» TASK REQUIREMENTS:
Exactly reproduce the line that contains "Read this page and output its text content." and all lines after it in the entries below, through the very last line.

» DATA FOR PROCESSING:
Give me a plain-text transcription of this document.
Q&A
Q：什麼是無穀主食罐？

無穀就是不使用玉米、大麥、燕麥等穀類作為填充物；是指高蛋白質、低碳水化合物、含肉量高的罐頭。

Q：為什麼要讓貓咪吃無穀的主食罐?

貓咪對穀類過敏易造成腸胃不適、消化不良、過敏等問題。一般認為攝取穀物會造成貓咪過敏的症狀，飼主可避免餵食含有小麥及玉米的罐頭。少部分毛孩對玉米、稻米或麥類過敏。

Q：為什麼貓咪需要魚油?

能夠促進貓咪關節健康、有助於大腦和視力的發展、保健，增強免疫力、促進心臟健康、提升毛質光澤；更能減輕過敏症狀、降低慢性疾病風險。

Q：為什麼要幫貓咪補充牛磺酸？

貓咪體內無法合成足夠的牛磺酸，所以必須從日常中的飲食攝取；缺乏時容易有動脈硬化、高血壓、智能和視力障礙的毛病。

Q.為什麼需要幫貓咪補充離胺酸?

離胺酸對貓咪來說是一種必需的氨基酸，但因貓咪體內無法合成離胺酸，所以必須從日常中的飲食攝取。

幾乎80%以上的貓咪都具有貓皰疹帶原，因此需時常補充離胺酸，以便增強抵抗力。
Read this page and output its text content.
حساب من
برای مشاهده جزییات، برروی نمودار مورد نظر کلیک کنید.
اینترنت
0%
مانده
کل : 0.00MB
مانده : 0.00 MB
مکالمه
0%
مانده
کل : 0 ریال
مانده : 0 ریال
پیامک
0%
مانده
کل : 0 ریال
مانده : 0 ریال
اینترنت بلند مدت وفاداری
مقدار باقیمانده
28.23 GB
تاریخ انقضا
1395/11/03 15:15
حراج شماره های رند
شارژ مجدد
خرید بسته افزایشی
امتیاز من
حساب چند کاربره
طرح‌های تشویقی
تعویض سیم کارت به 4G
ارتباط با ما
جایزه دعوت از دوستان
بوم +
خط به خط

» THE RESULT:
Read this page and output its text content.
حساب من
برای مشاهده جزییات، برروی نمودار مورد نظر کلیک کنید.
اینترنت
0%
مانده
کل : 0.00MB
مانده : 0.00 MB
مکالمه
0%
مانده
کل : 0 ریال
مانده : 0 ریال
پیامک
0%
مانده
کل : 0 ریال
مانده : 0 ریال
اینترنت بلند مدت وفاداری
مقدار باقیمانده
28.23 GB
تاریخ انقضا
1395/11/03 15:15
حراج شماره های رند
شارژ مجدد
خرید بسته افزایشی
امتیاز من
حساب چند کاربره
طرح‌های تشویقی
تعویض سیم کارت به 4G
ارتباط با ما
جایزه دعوت از دوستان
بوم +
خط به خط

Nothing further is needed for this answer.